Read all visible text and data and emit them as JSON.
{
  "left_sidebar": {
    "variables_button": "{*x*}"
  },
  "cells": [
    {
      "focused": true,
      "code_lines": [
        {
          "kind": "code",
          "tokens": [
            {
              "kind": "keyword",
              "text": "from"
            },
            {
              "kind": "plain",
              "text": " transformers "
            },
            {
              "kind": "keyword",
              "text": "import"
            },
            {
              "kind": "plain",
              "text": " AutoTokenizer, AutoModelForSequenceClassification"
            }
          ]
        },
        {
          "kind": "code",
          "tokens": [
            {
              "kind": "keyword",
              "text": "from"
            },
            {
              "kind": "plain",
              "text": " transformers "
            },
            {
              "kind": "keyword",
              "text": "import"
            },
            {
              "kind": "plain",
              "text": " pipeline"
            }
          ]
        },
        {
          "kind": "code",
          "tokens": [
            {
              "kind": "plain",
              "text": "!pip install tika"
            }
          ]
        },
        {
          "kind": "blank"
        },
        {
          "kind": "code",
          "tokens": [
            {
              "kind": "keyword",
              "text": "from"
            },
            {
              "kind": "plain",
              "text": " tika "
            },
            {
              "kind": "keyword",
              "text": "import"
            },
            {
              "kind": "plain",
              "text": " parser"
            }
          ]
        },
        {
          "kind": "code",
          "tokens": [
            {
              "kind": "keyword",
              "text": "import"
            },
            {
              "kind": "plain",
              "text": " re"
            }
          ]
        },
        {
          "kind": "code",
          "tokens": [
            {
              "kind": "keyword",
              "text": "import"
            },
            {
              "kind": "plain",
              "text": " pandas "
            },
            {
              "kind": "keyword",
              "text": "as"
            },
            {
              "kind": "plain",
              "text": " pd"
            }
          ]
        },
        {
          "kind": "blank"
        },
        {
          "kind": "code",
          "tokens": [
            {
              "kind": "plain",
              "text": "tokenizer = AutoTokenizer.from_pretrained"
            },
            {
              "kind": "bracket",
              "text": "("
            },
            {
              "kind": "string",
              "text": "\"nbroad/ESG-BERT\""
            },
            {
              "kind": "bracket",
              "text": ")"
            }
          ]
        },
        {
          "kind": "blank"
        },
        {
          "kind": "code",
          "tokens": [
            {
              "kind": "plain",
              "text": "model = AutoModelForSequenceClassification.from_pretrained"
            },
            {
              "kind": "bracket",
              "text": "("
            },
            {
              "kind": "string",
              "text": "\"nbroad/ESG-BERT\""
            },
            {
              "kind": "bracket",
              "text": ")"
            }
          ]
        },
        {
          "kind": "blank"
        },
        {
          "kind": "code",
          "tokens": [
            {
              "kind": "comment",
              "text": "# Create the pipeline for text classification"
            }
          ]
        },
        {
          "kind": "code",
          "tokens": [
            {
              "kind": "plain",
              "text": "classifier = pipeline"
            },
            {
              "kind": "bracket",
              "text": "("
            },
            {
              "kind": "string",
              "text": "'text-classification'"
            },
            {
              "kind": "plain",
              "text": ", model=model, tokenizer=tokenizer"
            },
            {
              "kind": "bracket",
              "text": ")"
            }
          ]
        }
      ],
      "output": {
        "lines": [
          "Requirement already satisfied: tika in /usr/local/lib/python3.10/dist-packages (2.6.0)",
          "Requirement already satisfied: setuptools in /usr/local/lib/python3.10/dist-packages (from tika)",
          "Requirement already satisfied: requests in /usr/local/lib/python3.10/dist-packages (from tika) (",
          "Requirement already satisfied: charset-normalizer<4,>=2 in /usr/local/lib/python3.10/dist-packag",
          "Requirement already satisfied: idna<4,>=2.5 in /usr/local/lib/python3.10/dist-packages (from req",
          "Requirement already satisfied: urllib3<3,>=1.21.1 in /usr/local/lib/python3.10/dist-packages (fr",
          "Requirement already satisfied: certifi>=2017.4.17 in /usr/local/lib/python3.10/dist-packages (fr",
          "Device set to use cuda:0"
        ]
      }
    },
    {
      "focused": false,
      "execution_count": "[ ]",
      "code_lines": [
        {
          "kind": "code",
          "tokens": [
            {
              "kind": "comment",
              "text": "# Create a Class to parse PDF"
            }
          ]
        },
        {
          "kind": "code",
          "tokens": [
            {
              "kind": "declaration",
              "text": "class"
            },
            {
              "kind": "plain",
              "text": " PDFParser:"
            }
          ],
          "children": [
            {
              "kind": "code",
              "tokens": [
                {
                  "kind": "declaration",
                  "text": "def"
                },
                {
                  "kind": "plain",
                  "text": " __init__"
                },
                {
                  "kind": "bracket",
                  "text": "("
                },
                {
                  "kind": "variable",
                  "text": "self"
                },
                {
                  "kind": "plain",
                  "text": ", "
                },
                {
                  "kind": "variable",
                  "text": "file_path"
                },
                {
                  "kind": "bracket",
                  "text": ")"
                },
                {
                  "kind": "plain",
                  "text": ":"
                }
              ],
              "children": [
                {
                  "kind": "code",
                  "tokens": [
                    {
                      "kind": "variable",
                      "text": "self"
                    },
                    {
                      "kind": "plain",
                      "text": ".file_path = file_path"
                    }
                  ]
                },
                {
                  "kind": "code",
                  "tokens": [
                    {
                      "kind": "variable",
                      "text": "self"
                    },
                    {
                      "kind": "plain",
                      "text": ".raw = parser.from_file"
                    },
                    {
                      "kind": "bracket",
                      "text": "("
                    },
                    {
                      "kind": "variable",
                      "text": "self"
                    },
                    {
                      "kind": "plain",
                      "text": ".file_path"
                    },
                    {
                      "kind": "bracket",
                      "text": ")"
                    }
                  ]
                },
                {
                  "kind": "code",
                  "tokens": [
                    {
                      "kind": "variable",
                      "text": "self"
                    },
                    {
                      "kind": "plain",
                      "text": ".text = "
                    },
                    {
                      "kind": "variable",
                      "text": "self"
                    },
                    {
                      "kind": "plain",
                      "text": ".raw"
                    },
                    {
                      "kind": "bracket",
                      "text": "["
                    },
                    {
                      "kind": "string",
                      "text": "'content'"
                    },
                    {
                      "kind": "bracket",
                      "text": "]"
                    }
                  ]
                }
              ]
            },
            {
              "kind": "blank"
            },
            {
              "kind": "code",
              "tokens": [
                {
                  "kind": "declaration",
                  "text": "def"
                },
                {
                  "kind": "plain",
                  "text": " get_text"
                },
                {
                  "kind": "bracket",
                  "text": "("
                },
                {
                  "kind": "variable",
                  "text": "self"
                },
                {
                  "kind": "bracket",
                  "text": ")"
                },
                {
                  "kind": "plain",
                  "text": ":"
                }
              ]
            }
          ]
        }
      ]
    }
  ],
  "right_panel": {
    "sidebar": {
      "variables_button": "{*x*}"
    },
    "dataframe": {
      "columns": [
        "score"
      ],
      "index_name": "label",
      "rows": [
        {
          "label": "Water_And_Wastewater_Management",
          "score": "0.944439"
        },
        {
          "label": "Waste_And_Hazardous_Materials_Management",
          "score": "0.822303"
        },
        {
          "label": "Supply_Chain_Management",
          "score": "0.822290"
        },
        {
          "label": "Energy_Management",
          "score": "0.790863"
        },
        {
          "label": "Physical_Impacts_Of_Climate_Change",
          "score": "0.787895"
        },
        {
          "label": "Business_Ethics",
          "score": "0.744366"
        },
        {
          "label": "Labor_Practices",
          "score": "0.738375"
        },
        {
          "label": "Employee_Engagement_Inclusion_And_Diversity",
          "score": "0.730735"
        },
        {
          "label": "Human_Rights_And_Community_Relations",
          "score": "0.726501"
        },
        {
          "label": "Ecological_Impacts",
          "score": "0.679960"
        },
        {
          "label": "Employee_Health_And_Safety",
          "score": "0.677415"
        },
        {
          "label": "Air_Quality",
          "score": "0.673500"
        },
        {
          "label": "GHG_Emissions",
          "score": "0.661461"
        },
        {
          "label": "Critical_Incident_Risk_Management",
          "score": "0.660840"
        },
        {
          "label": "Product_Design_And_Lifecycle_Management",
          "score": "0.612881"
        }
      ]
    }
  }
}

== The task ==
List all lines in the material containing the string "AutoModelForSequenceClassification".

== Answer for the task ==
              "text": " AutoTokenizer, AutoModelForSequenceClassification"
              "text": "model = AutoModelForSequenceClassification.from_pretrained"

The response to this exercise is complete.